### Rows:
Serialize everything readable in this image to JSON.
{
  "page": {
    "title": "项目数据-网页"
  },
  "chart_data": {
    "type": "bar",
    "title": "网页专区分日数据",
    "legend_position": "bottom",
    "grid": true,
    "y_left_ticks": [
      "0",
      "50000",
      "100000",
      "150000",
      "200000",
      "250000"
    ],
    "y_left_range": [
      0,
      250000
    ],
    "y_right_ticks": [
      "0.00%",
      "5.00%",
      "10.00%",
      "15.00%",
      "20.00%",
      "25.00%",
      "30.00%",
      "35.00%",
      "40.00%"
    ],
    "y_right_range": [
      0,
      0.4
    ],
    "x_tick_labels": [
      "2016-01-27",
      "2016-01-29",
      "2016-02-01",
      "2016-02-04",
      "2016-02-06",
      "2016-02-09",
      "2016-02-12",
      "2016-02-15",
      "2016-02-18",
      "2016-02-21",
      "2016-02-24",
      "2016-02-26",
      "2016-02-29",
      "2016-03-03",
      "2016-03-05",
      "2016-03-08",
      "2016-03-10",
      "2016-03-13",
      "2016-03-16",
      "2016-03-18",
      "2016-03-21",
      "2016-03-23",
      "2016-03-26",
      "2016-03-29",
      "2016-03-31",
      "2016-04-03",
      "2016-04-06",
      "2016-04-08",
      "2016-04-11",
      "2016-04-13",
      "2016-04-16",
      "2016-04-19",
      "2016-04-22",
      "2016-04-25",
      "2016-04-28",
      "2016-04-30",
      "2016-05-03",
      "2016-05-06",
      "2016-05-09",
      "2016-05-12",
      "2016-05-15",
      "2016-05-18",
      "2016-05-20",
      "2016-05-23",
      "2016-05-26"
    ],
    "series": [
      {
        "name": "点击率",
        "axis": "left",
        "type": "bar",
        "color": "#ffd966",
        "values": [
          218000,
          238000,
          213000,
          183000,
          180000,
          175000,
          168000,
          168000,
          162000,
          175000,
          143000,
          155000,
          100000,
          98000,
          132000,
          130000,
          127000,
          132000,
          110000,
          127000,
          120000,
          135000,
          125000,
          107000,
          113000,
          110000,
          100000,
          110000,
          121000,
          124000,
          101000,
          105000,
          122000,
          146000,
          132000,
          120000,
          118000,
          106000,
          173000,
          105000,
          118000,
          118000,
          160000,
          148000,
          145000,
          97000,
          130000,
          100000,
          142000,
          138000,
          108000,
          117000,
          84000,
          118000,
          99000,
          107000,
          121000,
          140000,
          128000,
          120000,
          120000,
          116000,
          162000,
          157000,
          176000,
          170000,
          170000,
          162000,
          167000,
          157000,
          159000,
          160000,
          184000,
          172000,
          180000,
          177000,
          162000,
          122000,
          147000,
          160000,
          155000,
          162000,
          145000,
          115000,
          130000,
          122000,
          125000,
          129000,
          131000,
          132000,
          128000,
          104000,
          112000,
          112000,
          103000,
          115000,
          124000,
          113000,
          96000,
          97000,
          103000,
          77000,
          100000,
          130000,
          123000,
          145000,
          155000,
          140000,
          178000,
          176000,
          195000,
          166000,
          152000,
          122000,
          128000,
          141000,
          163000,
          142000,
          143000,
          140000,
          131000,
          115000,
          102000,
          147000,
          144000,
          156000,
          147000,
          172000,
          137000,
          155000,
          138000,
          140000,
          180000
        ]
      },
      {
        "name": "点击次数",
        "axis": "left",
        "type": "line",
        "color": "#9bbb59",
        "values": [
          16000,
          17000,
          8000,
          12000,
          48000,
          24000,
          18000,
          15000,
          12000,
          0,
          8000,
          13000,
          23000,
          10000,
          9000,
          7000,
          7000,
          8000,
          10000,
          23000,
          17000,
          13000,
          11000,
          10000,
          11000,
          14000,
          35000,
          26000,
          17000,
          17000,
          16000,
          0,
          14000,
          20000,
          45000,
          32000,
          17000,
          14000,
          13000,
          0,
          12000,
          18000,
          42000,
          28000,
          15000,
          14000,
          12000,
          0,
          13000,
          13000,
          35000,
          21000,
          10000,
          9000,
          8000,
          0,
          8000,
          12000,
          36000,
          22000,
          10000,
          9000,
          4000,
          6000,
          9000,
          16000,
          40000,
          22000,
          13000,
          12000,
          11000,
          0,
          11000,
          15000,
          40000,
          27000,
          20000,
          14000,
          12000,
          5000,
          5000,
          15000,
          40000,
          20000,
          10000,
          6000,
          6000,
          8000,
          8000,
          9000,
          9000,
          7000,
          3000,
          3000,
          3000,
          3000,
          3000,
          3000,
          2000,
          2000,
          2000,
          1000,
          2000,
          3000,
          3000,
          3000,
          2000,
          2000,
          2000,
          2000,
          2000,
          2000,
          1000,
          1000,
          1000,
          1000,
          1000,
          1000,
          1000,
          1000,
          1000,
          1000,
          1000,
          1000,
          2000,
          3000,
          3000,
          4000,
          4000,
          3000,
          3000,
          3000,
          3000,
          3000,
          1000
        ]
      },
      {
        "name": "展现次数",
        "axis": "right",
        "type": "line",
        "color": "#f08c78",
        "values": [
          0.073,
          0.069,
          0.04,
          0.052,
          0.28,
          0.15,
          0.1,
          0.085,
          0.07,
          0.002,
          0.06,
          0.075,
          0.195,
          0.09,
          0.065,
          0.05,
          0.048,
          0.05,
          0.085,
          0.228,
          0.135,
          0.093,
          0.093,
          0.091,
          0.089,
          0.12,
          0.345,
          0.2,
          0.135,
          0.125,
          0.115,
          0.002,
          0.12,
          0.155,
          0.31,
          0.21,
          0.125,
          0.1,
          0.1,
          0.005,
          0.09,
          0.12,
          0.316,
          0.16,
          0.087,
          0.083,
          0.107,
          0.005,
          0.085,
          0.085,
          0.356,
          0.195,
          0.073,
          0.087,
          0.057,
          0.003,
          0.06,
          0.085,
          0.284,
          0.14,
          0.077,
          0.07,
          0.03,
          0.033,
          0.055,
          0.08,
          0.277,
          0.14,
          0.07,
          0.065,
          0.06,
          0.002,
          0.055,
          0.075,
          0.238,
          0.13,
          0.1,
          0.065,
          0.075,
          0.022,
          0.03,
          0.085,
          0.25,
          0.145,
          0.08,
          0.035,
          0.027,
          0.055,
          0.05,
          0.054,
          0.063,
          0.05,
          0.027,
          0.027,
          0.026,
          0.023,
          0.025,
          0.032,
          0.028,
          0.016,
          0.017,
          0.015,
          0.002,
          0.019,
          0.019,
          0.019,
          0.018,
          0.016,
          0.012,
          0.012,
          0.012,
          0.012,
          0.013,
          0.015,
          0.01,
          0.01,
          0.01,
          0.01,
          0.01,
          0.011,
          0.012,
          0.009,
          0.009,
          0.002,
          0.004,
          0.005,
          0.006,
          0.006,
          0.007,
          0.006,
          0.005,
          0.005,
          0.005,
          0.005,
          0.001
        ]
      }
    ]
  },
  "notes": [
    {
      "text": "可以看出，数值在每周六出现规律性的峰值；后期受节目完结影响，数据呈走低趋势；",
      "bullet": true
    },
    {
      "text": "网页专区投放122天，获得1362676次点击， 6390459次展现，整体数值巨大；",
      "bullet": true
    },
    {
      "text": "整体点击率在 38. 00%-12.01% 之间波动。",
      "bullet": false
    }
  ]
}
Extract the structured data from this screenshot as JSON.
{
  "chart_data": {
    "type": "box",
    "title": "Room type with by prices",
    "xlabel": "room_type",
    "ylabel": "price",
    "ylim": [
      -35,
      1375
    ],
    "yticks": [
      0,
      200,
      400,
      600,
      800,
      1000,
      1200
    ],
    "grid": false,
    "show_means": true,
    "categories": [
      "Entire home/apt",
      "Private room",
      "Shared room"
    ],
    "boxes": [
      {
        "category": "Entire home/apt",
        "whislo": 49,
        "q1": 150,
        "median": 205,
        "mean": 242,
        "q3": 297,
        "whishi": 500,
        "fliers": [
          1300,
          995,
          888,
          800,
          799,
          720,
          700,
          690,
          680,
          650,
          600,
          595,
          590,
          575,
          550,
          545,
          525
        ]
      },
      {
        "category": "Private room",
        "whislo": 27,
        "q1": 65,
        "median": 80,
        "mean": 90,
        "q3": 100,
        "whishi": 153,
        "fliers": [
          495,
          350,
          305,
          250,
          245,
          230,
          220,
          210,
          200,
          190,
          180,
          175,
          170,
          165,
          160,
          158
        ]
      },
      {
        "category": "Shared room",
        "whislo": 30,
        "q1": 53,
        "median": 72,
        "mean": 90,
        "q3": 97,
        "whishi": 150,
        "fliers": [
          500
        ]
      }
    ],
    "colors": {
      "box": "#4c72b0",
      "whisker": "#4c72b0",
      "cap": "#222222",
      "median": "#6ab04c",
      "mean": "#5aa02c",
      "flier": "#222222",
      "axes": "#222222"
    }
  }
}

### Aim:
Return every line in the listing that contains the word "JSON".

### The response:
Serialize everything readable in this image to JSON.
Extract the structured data from this screenshot as JSON.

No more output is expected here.